### Work instructions
Quote each record exactly, please, leaving none out.

### Dataset excerpts
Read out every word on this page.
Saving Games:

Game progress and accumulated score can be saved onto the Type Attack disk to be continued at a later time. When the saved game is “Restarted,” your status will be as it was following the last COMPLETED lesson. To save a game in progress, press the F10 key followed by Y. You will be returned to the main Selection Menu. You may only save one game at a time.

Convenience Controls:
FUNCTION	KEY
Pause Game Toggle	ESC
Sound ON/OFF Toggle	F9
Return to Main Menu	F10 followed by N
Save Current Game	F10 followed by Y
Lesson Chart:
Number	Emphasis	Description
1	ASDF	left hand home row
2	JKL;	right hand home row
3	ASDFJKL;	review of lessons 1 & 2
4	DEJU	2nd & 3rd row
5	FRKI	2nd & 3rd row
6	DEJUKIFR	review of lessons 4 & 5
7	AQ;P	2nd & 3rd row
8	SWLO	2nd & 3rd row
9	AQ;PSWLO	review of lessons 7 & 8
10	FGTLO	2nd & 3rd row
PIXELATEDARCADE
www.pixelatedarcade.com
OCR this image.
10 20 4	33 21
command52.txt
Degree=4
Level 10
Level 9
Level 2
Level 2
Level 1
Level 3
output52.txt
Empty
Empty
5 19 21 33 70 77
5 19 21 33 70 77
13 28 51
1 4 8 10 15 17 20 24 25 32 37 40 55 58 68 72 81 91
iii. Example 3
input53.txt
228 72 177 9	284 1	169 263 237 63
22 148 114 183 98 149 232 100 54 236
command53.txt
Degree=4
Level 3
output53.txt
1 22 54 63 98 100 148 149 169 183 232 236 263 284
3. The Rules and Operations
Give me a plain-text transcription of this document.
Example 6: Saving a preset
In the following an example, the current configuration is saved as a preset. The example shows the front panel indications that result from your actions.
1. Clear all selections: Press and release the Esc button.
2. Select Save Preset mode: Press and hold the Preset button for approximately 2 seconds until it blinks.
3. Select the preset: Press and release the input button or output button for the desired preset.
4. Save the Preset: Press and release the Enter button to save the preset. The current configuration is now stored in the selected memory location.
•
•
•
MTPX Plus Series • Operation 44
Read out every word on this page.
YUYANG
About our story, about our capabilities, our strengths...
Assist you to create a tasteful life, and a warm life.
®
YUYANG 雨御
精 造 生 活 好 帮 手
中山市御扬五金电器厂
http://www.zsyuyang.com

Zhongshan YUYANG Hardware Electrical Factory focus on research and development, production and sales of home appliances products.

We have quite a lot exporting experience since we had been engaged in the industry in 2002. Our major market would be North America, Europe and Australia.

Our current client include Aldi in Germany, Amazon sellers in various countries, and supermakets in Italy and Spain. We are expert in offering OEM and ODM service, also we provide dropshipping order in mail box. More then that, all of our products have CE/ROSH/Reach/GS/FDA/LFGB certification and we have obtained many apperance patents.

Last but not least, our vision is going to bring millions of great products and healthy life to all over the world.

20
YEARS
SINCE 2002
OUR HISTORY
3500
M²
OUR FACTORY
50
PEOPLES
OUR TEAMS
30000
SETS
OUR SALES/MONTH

### Full solution
Read out every word on this page.
Saving Games:

Game progress and accumulated score can be saved onto the Type Attack disk to be continued at a later time. When the saved game is “Restarted,” your status will be as it was following the last COMPLETED lesson. To save a game in progress, press the F10 key followed by Y. You will be returned to the main Selection Menu. You may only save one game at a time.

Convenience Controls:
FUNCTION	KEY
Pause Game Toggle	ESC
Sound ON/OFF Toggle	F9
Return to Main Menu	F10 followed by N
Save Current Game	F10 followed by Y
Lesson Chart:
Number	Emphasis	Description
1	ASDF	left hand home row
2	JKL;	right hand home row
3	ASDFJKL;	review of lessons 1 & 2
4	DEJU	2nd & 3rd row
5	FRKI	2nd & 3rd row
6	DEJUKIFR	review of lessons 4 & 5
7	AQ;P	2nd & 3rd row
8	SWLO	2nd & 3rd row
9	AQ;PSWLO	review of lessons 7 & 8
10	FGTLO	2nd & 3rd row
PIXELATEDARCADE
www.pixelatedarcade.com
OCR this image.
10 20 4	33 21
command52.txt
Degree=4
Level 10
Level 9
Level 2
Level 2
Level 1
Level 3
output52.txt
Empty
Empty
5 19 21 33 70 77
5 19 21 33 70 77
13 28 51
1 4 8 10 15 17 20 24 25 32 37 40 55 58 68 72 81 91
iii. Example 3
input53.txt
228 72 177 9	284 1	169 263 237 63
22 148 114 183 98 149 232 100 54 236
command53.txt
Degree=4
Level 3
output53.txt
1 22 54 63 98 100 148 149 169 183 232 236 263 284
3. The Rules and Operations
Give me a plain-text transcription of this document.
Example 6: Saving a preset
In the following an example, the current configuration is saved as a preset. The example shows the front panel indications that result from your actions.
1. Clear all selections: Press and release the Esc button.
2. Select Save Preset mode: Press and hold the Preset button for approximately 2 seconds until it blinks.
3. Select the preset: Press and release the input button or output button for the desired preset.
4. Save the Preset: Press and release the Enter button to save the preset. The current configuration is now stored in the selected memory location.
•
•
•
MTPX Plus Series • Operation 44
Read out every word on this page.
YUYANG
About our story, about our capabilities, our strengths...
Assist you to create a tasteful life, and a warm life.
®
YUYANG 雨御
精 造 生 活 好 帮 手
中山市御扬五金电器厂
http://www.zsyuyang.com

Zhongshan YUYANG Hardware Electrical Factory focus on research and development, production and sales of home appliances products.

We have quite a lot exporting experience since we had been engaged in the industry in 2002. Our major market would be North America, Europe and Australia.

Our current client include Aldi in Germany, Amazon sellers in various countries, and supermakets in Italy and Spain. We are expert in offering OEM and ODM service, also we provide dropshipping order in mail box. More then that, all of our products have CE/ROSH/Reach/GS/FDA/LFGB certification and we have obtained many apperance patents.

Last but not least, our vision is going to bring millions of great products and healthy life to all over the world.

20
YEARS
SINCE 2002
OUR HISTORY
3500
M²
OUR FACTORY
50
PEOPLES
OUR TEAMS
30000
SETS
OUR SALES/MONTH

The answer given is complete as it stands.